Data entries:
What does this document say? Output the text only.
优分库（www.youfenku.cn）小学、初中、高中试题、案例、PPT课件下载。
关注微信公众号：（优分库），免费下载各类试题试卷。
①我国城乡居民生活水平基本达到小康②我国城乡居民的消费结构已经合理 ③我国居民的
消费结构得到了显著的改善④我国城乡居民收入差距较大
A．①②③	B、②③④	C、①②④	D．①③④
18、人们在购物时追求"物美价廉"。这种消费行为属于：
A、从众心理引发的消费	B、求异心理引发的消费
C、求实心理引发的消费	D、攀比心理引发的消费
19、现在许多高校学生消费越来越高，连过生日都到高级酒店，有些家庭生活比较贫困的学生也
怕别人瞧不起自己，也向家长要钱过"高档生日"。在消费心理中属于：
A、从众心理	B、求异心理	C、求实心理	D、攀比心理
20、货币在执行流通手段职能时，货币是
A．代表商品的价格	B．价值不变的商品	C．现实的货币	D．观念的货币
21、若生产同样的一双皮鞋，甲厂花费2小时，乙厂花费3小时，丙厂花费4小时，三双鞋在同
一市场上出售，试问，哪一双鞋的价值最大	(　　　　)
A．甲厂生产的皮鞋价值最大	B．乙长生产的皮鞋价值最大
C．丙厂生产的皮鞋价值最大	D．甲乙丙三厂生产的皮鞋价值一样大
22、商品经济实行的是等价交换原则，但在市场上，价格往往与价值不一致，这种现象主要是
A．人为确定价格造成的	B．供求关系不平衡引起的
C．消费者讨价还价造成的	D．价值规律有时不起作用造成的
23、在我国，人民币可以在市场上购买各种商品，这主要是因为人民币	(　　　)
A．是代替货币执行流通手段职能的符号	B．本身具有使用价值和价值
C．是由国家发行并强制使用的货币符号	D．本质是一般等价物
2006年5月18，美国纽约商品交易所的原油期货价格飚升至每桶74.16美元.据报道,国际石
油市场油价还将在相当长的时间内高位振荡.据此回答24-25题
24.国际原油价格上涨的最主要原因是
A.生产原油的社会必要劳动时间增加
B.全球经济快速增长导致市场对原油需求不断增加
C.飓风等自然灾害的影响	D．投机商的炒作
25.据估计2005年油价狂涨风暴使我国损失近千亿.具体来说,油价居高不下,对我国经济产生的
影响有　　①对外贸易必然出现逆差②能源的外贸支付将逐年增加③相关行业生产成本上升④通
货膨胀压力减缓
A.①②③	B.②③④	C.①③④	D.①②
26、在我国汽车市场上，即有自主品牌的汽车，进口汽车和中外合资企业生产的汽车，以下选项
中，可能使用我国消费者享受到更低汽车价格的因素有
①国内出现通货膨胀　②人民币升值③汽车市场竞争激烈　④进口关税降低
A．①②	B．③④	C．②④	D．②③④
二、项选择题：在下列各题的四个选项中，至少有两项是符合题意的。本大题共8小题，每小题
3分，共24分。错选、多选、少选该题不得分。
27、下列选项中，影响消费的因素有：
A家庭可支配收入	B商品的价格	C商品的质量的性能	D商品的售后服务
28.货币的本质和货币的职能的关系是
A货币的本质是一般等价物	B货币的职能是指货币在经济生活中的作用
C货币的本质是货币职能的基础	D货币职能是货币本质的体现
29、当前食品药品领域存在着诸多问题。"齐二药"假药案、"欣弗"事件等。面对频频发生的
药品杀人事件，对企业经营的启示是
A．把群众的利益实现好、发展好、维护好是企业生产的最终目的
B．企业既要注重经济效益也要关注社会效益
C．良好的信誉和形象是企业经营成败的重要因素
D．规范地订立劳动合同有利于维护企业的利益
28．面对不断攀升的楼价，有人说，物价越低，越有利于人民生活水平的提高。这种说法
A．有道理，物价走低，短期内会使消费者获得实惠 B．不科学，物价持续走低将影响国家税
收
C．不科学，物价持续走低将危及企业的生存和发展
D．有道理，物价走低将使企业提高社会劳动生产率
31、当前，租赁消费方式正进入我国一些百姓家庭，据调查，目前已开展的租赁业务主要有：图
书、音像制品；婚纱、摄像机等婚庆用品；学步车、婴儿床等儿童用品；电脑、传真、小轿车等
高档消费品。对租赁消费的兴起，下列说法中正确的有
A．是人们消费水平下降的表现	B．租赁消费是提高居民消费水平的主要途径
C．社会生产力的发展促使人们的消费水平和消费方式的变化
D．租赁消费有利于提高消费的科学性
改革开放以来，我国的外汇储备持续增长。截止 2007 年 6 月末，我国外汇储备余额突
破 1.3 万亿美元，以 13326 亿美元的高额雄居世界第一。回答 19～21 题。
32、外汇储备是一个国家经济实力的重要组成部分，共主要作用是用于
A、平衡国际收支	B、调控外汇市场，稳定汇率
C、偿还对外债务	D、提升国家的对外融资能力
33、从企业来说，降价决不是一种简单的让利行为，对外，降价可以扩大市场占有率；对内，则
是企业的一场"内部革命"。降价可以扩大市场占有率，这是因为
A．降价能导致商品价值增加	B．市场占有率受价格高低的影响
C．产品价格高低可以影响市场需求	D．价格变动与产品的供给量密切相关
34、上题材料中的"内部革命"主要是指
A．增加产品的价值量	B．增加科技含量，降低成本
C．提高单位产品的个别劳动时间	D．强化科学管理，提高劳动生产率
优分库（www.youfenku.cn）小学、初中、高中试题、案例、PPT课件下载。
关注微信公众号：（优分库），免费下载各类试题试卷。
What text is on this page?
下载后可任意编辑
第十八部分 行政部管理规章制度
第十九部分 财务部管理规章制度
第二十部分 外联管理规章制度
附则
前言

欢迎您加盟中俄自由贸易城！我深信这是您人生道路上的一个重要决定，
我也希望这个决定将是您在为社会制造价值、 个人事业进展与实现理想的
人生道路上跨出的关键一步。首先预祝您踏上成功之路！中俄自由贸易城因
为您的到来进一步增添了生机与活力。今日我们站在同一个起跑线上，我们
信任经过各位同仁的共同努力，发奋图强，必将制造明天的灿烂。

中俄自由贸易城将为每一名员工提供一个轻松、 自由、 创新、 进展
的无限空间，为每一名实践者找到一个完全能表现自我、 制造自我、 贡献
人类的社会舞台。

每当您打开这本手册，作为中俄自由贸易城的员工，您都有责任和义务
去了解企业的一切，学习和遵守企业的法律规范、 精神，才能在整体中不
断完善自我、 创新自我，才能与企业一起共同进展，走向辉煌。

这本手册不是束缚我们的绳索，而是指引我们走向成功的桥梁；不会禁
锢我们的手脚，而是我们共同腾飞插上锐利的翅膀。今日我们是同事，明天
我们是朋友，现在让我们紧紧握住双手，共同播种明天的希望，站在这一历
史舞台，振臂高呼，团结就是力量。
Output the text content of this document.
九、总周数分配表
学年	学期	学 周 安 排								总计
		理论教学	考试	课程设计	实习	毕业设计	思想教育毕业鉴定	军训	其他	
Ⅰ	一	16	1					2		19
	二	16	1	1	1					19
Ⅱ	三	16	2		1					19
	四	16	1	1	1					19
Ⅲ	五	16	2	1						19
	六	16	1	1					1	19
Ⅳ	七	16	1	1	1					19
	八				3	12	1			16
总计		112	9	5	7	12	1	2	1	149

• EXERCISE GOAL:
Pull every line containing the word "内部革命" out of the material and copy it.

• EXERCISE ANSWER:
是企业的一场"内部革命"。降价可以扩大市场占有率，这是因为
34、上题材料中的"内部革命"主要是指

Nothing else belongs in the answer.